Your task:
The records that follow must be reproduced in full, exactly as written.

Material provided:
———
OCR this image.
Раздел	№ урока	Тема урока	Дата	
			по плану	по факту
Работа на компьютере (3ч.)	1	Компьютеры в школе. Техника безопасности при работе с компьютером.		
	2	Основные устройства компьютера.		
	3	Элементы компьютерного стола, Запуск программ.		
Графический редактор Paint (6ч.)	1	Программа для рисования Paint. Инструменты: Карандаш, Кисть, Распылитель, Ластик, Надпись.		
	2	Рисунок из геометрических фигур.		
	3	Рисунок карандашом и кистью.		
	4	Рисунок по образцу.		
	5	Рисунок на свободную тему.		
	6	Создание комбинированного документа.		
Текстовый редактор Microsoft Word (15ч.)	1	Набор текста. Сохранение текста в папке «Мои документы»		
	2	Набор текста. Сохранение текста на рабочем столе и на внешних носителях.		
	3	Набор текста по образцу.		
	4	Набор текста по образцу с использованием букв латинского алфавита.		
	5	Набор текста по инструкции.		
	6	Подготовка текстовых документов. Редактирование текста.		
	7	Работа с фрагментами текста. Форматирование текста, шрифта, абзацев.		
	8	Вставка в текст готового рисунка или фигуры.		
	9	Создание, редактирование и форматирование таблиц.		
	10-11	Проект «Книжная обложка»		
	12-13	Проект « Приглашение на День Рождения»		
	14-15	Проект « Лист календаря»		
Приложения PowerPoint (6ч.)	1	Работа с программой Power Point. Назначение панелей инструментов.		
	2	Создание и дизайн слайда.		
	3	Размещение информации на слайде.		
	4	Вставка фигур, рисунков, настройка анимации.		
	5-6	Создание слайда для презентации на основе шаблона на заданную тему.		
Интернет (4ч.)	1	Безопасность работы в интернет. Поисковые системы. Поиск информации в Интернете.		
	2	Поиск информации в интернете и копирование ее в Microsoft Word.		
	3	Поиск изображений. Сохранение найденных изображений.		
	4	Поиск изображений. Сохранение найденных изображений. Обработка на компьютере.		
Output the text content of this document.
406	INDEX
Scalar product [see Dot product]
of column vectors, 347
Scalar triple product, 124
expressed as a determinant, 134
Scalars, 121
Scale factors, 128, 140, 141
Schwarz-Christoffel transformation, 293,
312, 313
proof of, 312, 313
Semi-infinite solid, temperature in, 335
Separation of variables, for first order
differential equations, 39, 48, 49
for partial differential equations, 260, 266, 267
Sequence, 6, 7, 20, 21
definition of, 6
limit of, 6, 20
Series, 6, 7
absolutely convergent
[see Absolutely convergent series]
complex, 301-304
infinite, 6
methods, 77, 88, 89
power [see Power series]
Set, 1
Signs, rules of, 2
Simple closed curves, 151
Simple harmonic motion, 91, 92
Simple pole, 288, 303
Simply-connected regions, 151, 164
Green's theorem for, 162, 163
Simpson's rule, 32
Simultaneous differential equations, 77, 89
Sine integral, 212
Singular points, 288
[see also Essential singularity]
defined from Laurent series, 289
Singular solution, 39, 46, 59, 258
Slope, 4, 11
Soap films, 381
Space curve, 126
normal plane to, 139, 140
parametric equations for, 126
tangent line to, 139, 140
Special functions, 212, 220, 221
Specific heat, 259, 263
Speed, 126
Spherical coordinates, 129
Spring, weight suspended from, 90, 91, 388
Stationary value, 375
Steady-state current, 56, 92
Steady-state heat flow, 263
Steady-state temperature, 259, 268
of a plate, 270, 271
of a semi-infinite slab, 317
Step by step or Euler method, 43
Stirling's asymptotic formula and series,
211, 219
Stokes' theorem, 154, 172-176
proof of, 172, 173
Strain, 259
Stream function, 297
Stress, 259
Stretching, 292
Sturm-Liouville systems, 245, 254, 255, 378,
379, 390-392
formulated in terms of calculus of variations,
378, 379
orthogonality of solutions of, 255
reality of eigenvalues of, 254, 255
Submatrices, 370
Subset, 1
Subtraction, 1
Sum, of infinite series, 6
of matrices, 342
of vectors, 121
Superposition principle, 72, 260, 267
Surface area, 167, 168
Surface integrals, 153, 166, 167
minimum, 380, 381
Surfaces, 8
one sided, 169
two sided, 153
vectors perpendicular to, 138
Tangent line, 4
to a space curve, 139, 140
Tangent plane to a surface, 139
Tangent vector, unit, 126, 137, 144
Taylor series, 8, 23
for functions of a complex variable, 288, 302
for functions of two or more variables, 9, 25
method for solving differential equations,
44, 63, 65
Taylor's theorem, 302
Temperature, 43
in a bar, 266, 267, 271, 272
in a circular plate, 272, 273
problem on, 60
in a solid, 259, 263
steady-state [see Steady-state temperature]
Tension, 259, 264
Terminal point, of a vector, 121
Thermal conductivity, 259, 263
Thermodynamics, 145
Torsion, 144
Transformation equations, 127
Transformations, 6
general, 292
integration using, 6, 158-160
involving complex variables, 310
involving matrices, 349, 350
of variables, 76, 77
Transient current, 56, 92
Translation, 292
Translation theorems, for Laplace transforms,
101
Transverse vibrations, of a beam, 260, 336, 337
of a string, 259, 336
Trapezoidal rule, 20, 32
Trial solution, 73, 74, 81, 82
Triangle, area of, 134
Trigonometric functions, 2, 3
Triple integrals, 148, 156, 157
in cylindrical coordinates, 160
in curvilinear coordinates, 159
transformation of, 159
———
Exercise output:
OCR this image.
Раздел	№ урока	Тема урока	Дата	
			по плану	по факту
Работа на компьютере (3ч.)	1	Компьютеры в школе. Техника безопасности при работе с компьютером.		
	2	Основные устройства компьютера.		
	3	Элементы компьютерного стола, Запуск программ.		
Графический редактор Paint (6ч.)	1	Программа для рисования Paint. Инструменты: Карандаш, Кисть, Распылитель, Ластик, Надпись.		
	2	Рисунок из геометрических фигур.		
	3	Рисунок карандашом и кистью.		
	4	Рисунок по образцу.		
	5	Рисунок на свободную тему.		
	6	Создание комбинированного документа.		
Текстовый редактор Microsoft Word (15ч.)	1	Набор текста. Сохранение текста в папке «Мои документы»		
	2	Набор текста. Сохранение текста на рабочем столе и на внешних носителях.		
	3	Набор текста по образцу.		
	4	Набор текста по образцу с использованием букв латинского алфавита.		
	5	Набор текста по инструкции.		
	6	Подготовка текстовых документов. Редактирование текста.		
	7	Работа с фрагментами текста. Форматирование текста, шрифта, абзацев.		
	8	Вставка в текст готового рисунка или фигуры.		
	9	Создание, редактирование и форматирование таблиц.		
	10-11	Проект «Книжная обложка»		
	12-13	Проект « Приглашение на День Рождения»		
	14-15	Проект « Лист календаря»		
Приложения PowerPoint (6ч.)	1	Работа с программой Power Point. Назначение панелей инструментов.		
	2	Создание и дизайн слайда.		
	3	Размещение информации на слайде.		
	4	Вставка фигур, рисунков, настройка анимации.		
	5-6	Создание слайда для презентации на основе шаблона на заданную тему.		
Интернет (4ч.)	1	Безопасность работы в интернет. Поисковые системы. Поиск информации в Интернете.		
	2	Поиск информации в интернете и копирование ее в Microsoft Word.		
	3	Поиск изображений. Сохранение найденных изображений.		
	4	Поиск изображений. Сохранение найденных изображений. Обработка на компьютере.		
Output the text content of this document.
406	INDEX
Scalar product [see Dot product]
of column vectors, 347
Scalar triple product, 124
expressed as a determinant, 134
Scalars, 121
Scale factors, 128, 140, 141
Schwarz-Christoffel transformation, 293,
312, 313
proof of, 312, 313
Semi-infinite solid, temperature in, 335
Separation of variables, for first order
differential equations, 39, 48, 49
for partial differential equations, 260, 266, 267
Sequence, 6, 7, 20, 21
definition of, 6
limit of, 6, 20
Series, 6, 7
absolutely convergent
[see Absolutely convergent series]
complex, 301-304
infinite, 6
methods, 77, 88, 89
power [see Power series]
Set, 1
Signs, rules of, 2
Simple closed curves, 151
Simple harmonic motion, 91, 92
Simple pole, 288, 303
Simply-connected regions, 151, 164
Green's theorem for, 162, 163
Simpson's rule, 32
Simultaneous differential equations, 77, 89
Sine integral, 212
Singular points, 288
[see also Essential singularity]
defined from Laurent series, 289
Singular solution, 39, 46, 59, 258
Slope, 4, 11
Soap films, 381
Space curve, 126
normal plane to, 139, 140
parametric equations for, 126
tangent line to, 139, 140
Special functions, 212, 220, 221
Specific heat, 259, 263
Speed, 126
Spherical coordinates, 129
Spring, weight suspended from, 90, 91, 388
Stationary value, 375
Steady-state current, 56, 92
Steady-state heat flow, 263
Steady-state temperature, 259, 268
of a plate, 270, 271
of a semi-infinite slab, 317
Step by step or Euler method, 43
Stirling's asymptotic formula and series,
211, 219
Stokes' theorem, 154, 172-176
proof of, 172, 173
Strain, 259
Stream function, 297
Stress, 259
Stretching, 292
Sturm-Liouville systems, 245, 254, 255, 378,
379, 390-392
formulated in terms of calculus of variations,
378, 379
orthogonality of solutions of, 255
reality of eigenvalues of, 254, 255
Submatrices, 370
Subset, 1
Subtraction, 1
Sum, of infinite series, 6
of matrices, 342
of vectors, 121
Superposition principle, 72, 260, 267
Surface area, 167, 168
Surface integrals, 153, 166, 167
minimum, 380, 381
Surfaces, 8
one sided, 169
two sided, 153
vectors perpendicular to, 138
Tangent line, 4
to a space curve, 139, 140
Tangent plane to a surface, 139
Tangent vector, unit, 126, 137, 144
Taylor series, 8, 23
for functions of a complex variable, 288, 302
for functions of two or more variables, 9, 25
method for solving differential equations,
44, 63, 65
Taylor's theorem, 302
Temperature, 43
in a bar, 266, 267, 271, 272
in a circular plate, 272, 273
problem on, 60
in a solid, 259, 263
steady-state [see Steady-state temperature]
Tension, 259, 264
Terminal point, of a vector, 121
Thermal conductivity, 259, 263
Thermodynamics, 145
Torsion, 144
Transformation equations, 127
Transformations, 6
general, 292
integration using, 6, 158-160
involving complex variables, 310
involving matrices, 349, 350
of variables, 76, 77
Transient current, 56, 92
Translation, 292
Translation theorems, for Laplace transforms,
101
Transverse vibrations, of a beam, 260, 336, 337
of a string, 259, 336
Trapezoidal rule, 20, 32
Trial solution, 73, 74, 81, 82
Triangle, area of, 134
Trigonometric functions, 2, 3
Triple integrals, 148, 156, 157
in cylindrical coordinates, 160
in curvilinear coordinates, 159
transformation of, 159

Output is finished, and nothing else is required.